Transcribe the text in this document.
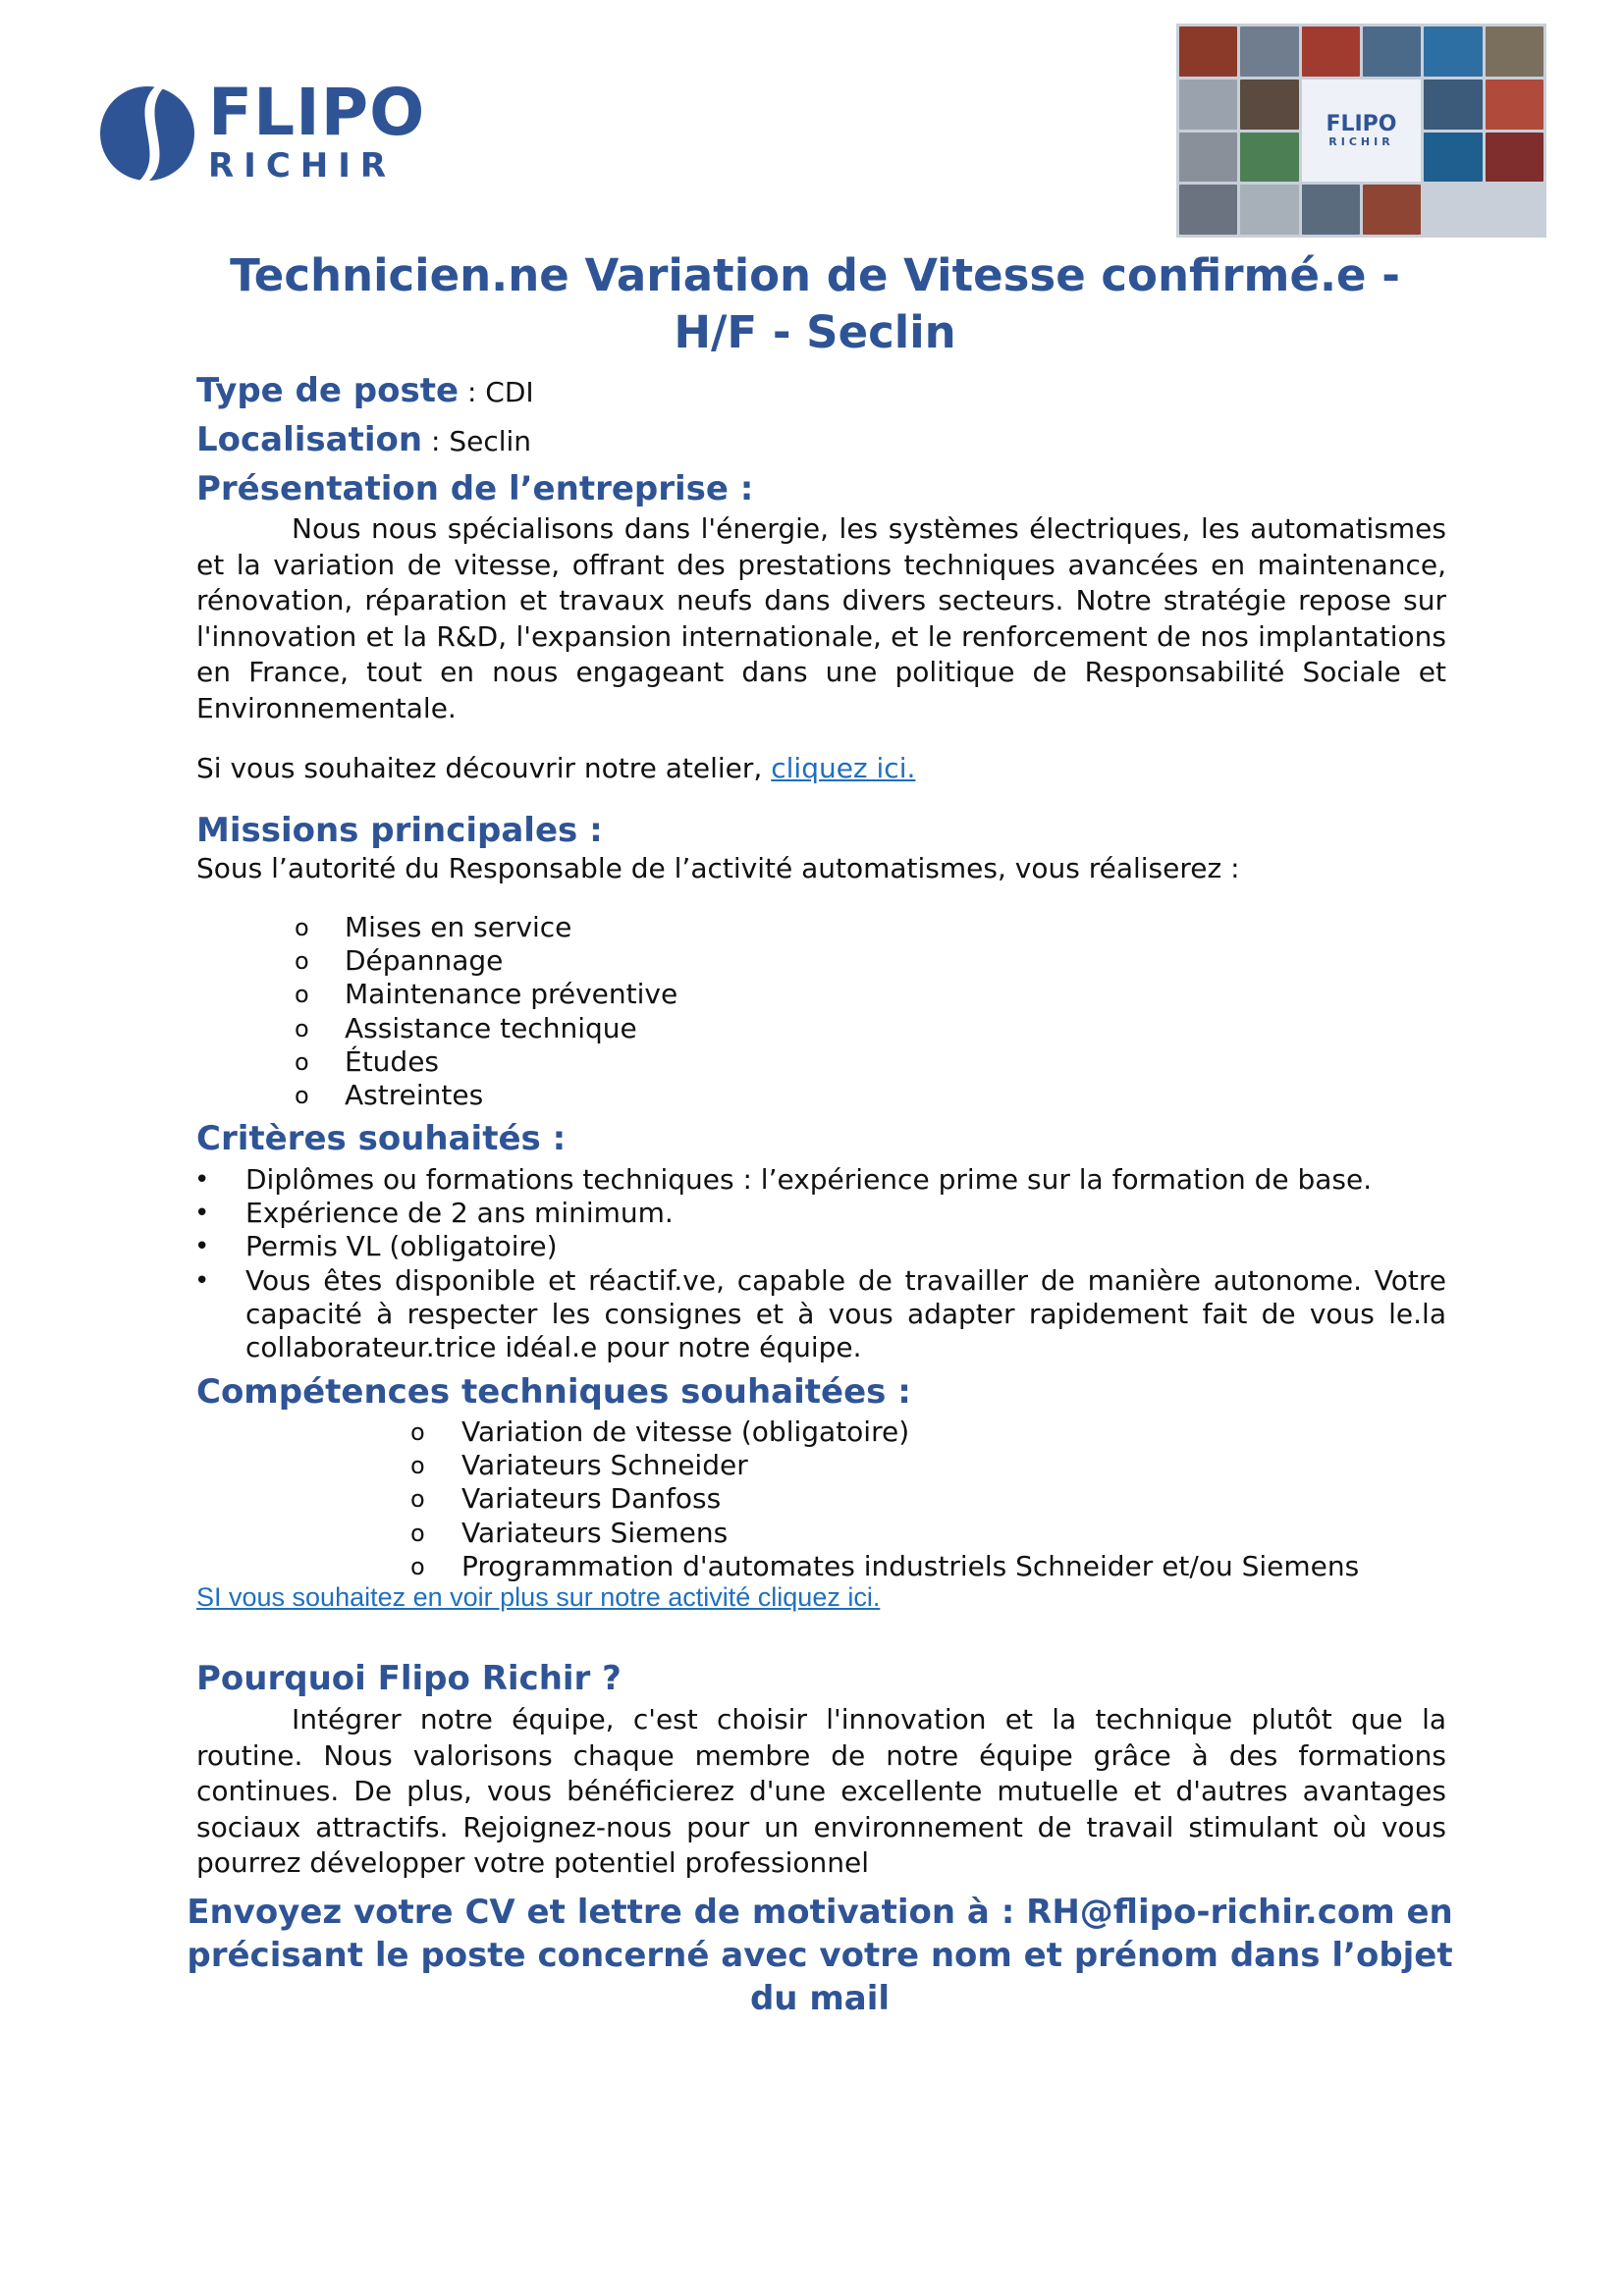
FLIPO
RICHIR
FLIPO
RICHIR
Technicien.ne Variation de Vitesse confirmé.e -
H/F - Seclin
Type de poste : CDI
Localisation : Seclin
Présentation de l’entreprise :
Nous nous spécialisons dans l'énergie, les systèmes électriques, les automatismes et la variation de vitesse, offrant des prestations techniques avancées en maintenance, rénovation, réparation et travaux neufs dans divers secteurs. Notre stratégie repose sur l'innovation et la R&D, l'expansion internationale, et le renforcement de nos implantations en France, tout en nous engageant dans une politique de Responsabilité Sociale et Environnementale.
Si vous souhaitez découvrir notre atelier, cliquez ici.
Missions principales :
Sous l’autorité du Responsable de l’activité automatismes, vous réaliserez :
o Mises en service
o Dépannage
o Maintenance préventive
o Assistance technique
o Études
o Astreintes
Critères souhaités :
• Diplômes ou formations techniques : l’expérience prime sur la formation de base.
• Expérience de 2 ans minimum.
• Permis VL (obligatoire)
• Vous êtes disponible et réactif.ve, capable de travailler de manière autonome. Votre capacité à respecter les consignes et à vous adapter rapidement fait de vous le.la collaborateur.trice idéal.e pour notre équipe.
Compétences techniques souhaitées :
o Variation de vitesse (obligatoire)
o Variateurs Schneider
o Variateurs Danfoss
o Variateurs Siemens
o Programmation d'automates industriels Schneider et/ou Siemens
SI vous souhaitez en voir plus sur notre activité cliquez ici.
Pourquoi Flipo Richir ?
Intégrer notre équipe, c'est choisir l'innovation et la technique plutôt que la routine. Nous valorisons chaque membre de notre équipe grâce à des formations continues. De plus, vous bénéficierez d'une excellente mutuelle et d'autres avantages sociaux attractifs. Rejoignez-nous pour un environnement de travail stimulant où vous pourrez développer votre potentiel professionnel
Envoyez votre CV et lettre de motivation à : RH@flipo-richir.com en
précisant le poste concerné avec votre nom et prénom dans l’objet
du mail
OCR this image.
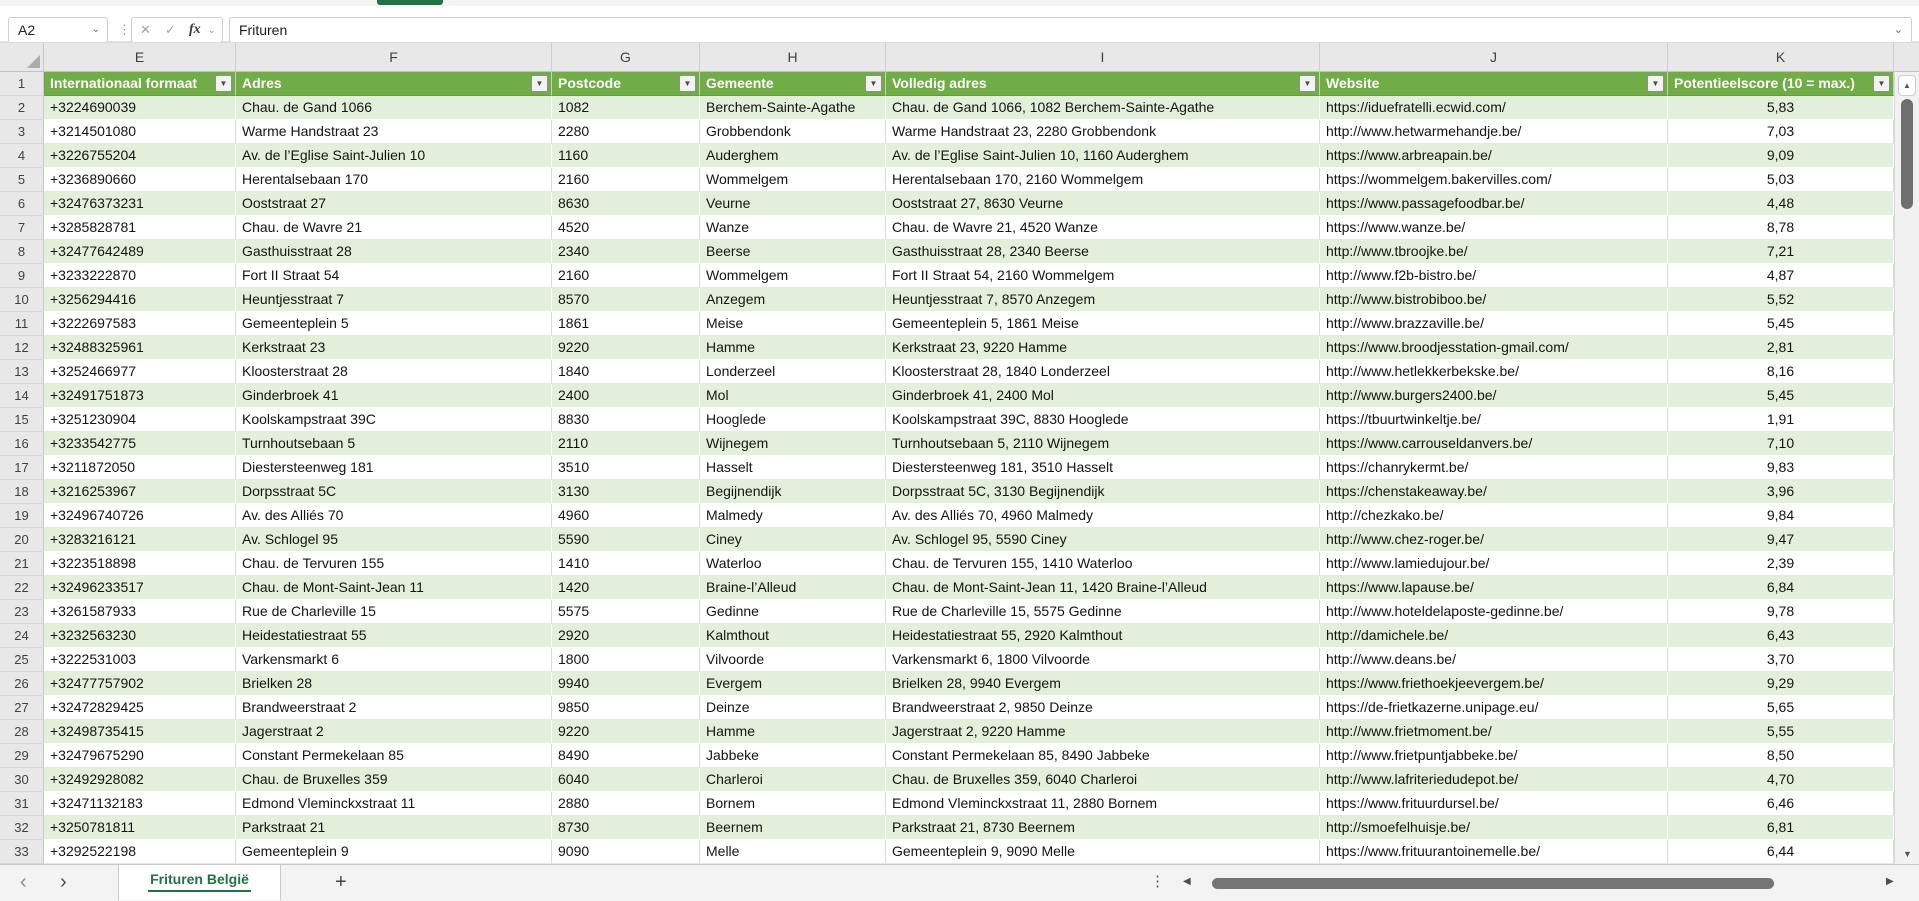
A2	⌄ ⋮ ✕ ✓ fx ⌄	Frituren	⌄
E	F	G	H	I	J	K
1	Internationaal formaat	▼	Adres	▼	Postcode	▼	Gemeente	▼	Volledig adres	▼	Website	▼	Potentieelscore (10 = max.)	▼
2	+3224690039	Chau. de Gand 1066	1082	Berchem-Sainte-Agathe	Chau. de Gand 1066, 1082 Berchem-Sainte-Agathe	https://iduefratelli.ecwid.com/	5,83
3	+3214501080	Warme Handstraat 23	2280	Grobbendonk	Warme Handstraat 23, 2280 Grobbendonk	http://www.hetwarmehandje.be/	7,03
4	+3226755204	Av. de l’Eglise Saint-Julien 10	1160	Auderghem	Av. de l’Eglise Saint-Julien 10, 1160 Auderghem	https://www.arbreapain.be/	9,09
5	+3236890660	Herentalsebaan 170	2160	Wommelgem	Herentalsebaan 170, 2160 Wommelgem	https://wommelgem.bakervilles.com/	5,03
6	+32476373231	Ooststraat 27	8630	Veurne	Ooststraat 27, 8630 Veurne	https://www.passagefoodbar.be/	4,48
7	+3285828781	Chau. de Wavre 21	4520	Wanze	Chau. de Wavre 21, 4520 Wanze	https://www.wanze.be/	8,78
8	+32477642489	Gasthuisstraat 28	2340	Beerse	Gasthuisstraat 28, 2340 Beerse	http://www.tbroojke.be/	7,21
9	+3233222870	Fort II Straat 54	2160	Wommelgem	Fort II Straat 54, 2160 Wommelgem	http://www.f2b-bistro.be/	4,87
10	+3256294416	Heuntjesstraat 7	8570	Anzegem	Heuntjesstraat 7, 8570 Anzegem	http://www.bistrobiboo.be/	5,52
11	+3222697583	Gemeenteplein 5	1861	Meise	Gemeenteplein 5, 1861 Meise	http://www.brazzaville.be/	5,45
12	+32488325961	Kerkstraat 23	9220	Hamme	Kerkstraat 23, 9220 Hamme	https://www.broodjesstation-gmail.com/	2,81
13	+3252466977	Kloosterstraat 28	1840	Londerzeel	Kloosterstraat 28, 1840 Londerzeel	http://www.hetlekkerbekske.be/	8,16
14	+32491751873	Ginderbroek 41	2400	Mol	Ginderbroek 41, 2400 Mol	http://www.burgers2400.be/	5,45
15	+3251230904	Koolskampstraat 39C	8830	Hooglede	Koolskampstraat 39C, 8830 Hooglede	https://tbuurtwinkeltje.be/	1,91
16	+3233542775	Turnhoutsebaan 5	2110	Wijnegem	Turnhoutsebaan 5, 2110 Wijnegem	https://www.carrouseldanvers.be/	7,10
17	+3211872050	Diestersteenweg 181	3510	Hasselt	Diestersteenweg 181, 3510 Hasselt	https://chanrykermt.be/	9,83
18	+3216253967	Dorpsstraat 5C	3130	Begijnendijk	Dorpsstraat 5C, 3130 Begijnendijk	https://chenstakeaway.be/	3,96
19	+32496740726	Av. des Alliés 70	4960	Malmedy	Av. des Alliés 70, 4960 Malmedy	http://chezkako.be/	9,84
20	+3283216121	Av. Schlogel 95	5590	Ciney	Av. Schlogel 95, 5590 Ciney	http://www.chez-roger.be/	9,47
21	+3223518898	Chau. de Tervuren 155	1410	Waterloo	Chau. de Tervuren 155, 1410 Waterloo	http://www.lamiedujour.be/	2,39
22	+32496233517	Chau. de Mont-Saint-Jean 11	1420	Braine-l’Alleud	Chau. de Mont-Saint-Jean 11, 1420 Braine-l’Alleud	https://www.lapause.be/	6,84
23	+3261587933	Rue de Charleville 15	5575	Gedinne	Rue de Charleville 15, 5575 Gedinne	http://www.hoteldelaposte-gedinne.be/	9,78
24	+3232563230	Heidestatiestraat 55	2920	Kalmthout	Heidestatiestraat 55, 2920 Kalmthout	http://damichele.be/	6,43
25	+3222531003	Varkensmarkt 6	1800	Vilvoorde	Varkensmarkt 6, 1800 Vilvoorde	http://www.deans.be/	3,70
26	+32477757902	Brielken 28	9940	Evergem	Brielken 28, 9940 Evergem	https://www.friethoekjeevergem.be/	9,29
27	+32472829425	Brandweerstraat 2	9850	Deinze	Brandweerstraat 2, 9850 Deinze	https://de-frietkazerne.unipage.eu/	5,65
28	+32498735415	Jagerstraat 2	9220	Hamme	Jagerstraat 2, 9220 Hamme	http://www.frietmoment.be/	5,55
29	+32479675290	Constant Permekelaan 85	8490	Jabbeke	Constant Permekelaan 85, 8490 Jabbeke	http://www.frietpuntjabbeke.be/	8,50
30	+32492928082	Chau. de Bruxelles 359	6040	Charleroi	Chau. de Bruxelles 359, 6040 Charleroi	http://www.lafriteriedudepot.be/	4,70
31	+32471132183	Edmond Vleminckxstraat 11	2880	Bornem	Edmond Vleminckxstraat 11, 2880 Bornem	https://www.frituurdursel.be/	6,46
32	+3250781811	Parkstraat 21	8730	Beernem	Parkstraat 21, 8730 Beernem	http://smoefelhuisje.be/	6,81
33	+3292522198	Gemeenteplein 9	9090	Melle	Gemeenteplein 9, 9090 Melle	https://www.frituurantoinemelle.be/	6,44
▲
▼
‹ ›	Frituren België	+	⋮ ◀	▶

============================================================

WHAT YOU WILL DO:
Pick out and copy the lines of the entries that hold the string "souhaitez".

TASK RESPONSE:
Si vous souhaitez découvrir notre atelier, cliquez ici.
SI vous souhaitez en voir plus sur notre activité cliquez ici.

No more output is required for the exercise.